(A run of records)
○ ○ ○ ○

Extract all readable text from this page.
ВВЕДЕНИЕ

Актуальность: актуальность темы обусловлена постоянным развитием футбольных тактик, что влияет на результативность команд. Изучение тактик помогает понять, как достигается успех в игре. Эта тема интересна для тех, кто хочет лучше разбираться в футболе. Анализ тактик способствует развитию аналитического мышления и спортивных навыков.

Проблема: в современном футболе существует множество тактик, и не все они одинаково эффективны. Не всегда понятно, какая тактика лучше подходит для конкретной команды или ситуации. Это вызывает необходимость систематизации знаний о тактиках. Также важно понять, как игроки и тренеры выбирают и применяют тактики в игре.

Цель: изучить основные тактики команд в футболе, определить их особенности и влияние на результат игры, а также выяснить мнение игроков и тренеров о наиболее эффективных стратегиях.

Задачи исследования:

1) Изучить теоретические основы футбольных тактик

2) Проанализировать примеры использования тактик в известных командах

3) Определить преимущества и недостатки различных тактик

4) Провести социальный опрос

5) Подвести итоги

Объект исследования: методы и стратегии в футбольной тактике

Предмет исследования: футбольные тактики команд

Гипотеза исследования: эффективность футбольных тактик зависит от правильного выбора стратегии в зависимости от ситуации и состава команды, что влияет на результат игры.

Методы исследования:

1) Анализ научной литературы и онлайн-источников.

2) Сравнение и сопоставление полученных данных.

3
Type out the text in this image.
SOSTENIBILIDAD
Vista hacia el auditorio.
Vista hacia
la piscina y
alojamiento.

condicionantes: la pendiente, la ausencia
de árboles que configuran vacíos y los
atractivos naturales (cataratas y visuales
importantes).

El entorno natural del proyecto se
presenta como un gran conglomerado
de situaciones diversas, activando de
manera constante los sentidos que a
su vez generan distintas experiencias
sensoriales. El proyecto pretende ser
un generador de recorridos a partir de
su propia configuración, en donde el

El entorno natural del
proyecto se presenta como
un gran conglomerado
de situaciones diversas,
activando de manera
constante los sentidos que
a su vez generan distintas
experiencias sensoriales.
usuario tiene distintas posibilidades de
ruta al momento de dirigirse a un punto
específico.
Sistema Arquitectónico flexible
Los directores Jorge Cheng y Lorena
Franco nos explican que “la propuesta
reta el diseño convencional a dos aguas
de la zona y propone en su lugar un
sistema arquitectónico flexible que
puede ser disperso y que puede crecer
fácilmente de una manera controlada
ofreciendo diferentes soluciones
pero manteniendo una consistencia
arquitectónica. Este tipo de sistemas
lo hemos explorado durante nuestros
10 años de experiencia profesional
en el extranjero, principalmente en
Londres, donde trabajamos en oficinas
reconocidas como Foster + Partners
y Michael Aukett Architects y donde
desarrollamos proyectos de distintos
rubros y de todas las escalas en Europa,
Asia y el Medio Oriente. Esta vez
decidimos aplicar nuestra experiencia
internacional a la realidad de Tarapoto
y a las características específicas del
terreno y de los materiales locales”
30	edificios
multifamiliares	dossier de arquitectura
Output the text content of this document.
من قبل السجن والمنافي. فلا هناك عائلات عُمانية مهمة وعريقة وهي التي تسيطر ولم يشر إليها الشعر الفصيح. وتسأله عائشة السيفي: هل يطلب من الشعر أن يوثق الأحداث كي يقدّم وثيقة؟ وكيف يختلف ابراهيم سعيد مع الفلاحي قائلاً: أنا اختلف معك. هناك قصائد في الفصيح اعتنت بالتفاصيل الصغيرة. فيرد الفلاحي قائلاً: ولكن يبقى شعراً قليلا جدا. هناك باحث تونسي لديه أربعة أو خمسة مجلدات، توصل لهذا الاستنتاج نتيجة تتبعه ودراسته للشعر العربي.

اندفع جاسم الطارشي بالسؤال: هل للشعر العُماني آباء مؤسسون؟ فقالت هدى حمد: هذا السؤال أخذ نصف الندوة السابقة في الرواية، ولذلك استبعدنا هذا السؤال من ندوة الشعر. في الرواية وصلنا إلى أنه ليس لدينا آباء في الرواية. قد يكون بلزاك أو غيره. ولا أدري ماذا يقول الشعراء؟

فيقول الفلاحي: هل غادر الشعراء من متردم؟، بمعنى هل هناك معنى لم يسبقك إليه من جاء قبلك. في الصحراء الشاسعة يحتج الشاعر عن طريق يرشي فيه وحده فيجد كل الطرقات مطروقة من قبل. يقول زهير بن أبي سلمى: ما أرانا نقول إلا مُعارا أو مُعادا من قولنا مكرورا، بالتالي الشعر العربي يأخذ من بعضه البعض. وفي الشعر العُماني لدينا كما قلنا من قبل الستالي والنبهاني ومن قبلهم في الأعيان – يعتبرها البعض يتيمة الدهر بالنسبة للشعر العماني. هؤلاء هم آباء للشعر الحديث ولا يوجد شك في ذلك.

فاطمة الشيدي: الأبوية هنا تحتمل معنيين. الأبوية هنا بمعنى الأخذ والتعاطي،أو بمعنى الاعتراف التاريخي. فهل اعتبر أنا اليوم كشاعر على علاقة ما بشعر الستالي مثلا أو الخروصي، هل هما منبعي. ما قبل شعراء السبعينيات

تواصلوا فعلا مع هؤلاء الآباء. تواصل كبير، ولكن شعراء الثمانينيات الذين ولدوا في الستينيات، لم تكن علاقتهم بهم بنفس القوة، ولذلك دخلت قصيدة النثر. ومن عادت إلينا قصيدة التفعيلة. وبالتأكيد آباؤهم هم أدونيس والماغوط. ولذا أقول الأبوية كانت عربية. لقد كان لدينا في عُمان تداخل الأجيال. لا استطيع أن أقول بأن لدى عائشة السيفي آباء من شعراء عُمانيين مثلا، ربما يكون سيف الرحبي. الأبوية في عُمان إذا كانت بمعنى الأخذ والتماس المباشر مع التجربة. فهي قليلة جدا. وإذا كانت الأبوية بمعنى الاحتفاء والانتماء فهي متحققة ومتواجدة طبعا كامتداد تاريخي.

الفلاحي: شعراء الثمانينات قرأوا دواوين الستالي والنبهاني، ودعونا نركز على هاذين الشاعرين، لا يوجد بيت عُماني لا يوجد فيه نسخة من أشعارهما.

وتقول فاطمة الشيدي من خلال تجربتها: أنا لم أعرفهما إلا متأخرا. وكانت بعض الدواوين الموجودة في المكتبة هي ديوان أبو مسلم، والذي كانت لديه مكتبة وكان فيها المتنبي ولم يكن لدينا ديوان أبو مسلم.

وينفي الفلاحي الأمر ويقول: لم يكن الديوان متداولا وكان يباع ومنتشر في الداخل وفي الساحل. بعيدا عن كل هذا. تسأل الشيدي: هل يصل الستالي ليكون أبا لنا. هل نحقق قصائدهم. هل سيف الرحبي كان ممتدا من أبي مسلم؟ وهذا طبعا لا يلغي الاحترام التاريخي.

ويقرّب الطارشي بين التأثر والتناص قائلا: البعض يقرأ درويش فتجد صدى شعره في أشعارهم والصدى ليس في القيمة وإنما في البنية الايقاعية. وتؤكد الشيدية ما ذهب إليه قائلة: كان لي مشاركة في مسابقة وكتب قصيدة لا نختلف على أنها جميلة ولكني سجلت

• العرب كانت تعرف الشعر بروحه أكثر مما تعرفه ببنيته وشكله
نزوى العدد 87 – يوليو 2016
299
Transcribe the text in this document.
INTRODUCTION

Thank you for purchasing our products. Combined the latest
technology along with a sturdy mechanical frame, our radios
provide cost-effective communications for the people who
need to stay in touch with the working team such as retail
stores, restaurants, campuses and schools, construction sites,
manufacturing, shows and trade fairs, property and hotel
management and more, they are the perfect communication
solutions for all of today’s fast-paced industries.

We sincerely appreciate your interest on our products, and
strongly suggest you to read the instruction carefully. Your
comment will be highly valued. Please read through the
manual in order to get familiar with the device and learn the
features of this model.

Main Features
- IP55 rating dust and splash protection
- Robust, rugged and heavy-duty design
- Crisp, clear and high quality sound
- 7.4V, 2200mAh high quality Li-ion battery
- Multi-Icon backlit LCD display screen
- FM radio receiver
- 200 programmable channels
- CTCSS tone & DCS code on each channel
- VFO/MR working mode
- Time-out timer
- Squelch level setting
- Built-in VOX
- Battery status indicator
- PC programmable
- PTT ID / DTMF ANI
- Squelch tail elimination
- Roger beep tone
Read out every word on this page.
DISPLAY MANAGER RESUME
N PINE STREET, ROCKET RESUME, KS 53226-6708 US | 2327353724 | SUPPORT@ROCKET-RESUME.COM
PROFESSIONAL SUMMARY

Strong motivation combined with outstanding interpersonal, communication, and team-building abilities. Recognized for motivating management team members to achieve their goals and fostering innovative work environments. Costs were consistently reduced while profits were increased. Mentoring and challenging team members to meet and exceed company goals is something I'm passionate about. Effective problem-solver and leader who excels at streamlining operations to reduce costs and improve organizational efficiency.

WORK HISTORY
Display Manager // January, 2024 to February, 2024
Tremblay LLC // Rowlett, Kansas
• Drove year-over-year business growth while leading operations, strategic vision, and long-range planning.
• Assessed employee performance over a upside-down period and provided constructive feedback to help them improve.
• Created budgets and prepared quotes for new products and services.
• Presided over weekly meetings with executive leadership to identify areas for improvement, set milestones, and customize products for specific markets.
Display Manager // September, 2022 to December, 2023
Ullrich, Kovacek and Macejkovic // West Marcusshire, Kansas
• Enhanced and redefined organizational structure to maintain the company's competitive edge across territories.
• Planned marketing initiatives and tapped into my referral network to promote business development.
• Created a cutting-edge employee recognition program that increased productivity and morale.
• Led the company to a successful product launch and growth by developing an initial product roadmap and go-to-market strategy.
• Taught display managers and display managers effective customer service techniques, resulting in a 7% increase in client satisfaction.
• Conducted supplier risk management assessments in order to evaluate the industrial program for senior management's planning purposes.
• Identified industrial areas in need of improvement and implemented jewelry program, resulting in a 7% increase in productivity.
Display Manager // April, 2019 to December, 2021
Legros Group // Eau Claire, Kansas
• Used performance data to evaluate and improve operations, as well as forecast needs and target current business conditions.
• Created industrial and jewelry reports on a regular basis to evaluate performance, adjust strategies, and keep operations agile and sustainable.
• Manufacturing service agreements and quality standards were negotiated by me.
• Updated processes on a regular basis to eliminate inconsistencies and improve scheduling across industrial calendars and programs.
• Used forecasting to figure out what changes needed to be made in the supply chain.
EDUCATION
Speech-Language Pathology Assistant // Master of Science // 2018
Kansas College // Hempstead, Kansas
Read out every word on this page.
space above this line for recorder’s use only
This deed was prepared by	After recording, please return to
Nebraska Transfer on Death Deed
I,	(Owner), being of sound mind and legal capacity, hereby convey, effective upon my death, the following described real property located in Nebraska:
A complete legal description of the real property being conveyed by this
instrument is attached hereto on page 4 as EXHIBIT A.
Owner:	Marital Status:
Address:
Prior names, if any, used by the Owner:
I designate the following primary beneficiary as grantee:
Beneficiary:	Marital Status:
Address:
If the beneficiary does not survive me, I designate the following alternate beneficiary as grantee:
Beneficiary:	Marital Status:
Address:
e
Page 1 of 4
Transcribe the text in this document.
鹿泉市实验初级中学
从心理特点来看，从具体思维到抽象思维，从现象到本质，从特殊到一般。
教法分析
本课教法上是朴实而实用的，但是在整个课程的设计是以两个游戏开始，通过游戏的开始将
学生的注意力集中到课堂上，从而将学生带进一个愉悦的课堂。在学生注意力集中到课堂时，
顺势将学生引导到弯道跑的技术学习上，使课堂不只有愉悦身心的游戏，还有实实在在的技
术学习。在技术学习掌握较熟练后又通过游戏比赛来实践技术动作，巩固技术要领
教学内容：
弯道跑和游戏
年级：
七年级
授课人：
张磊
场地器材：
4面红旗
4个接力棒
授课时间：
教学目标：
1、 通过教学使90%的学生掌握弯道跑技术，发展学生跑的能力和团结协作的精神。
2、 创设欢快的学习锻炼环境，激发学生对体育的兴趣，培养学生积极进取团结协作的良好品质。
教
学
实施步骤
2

○ ○ ○ ○

(DESCRIPTION OF THE TASK)
Read through the entries and copy every line that includes "growth".

(TASK SOLUTION)
• Drove year-over-year business growth while leading operations, strategic vision, and long-range planning.
• Led the company to a successful product launch and growth by developing an initial product roadmap and go-to-market strategy.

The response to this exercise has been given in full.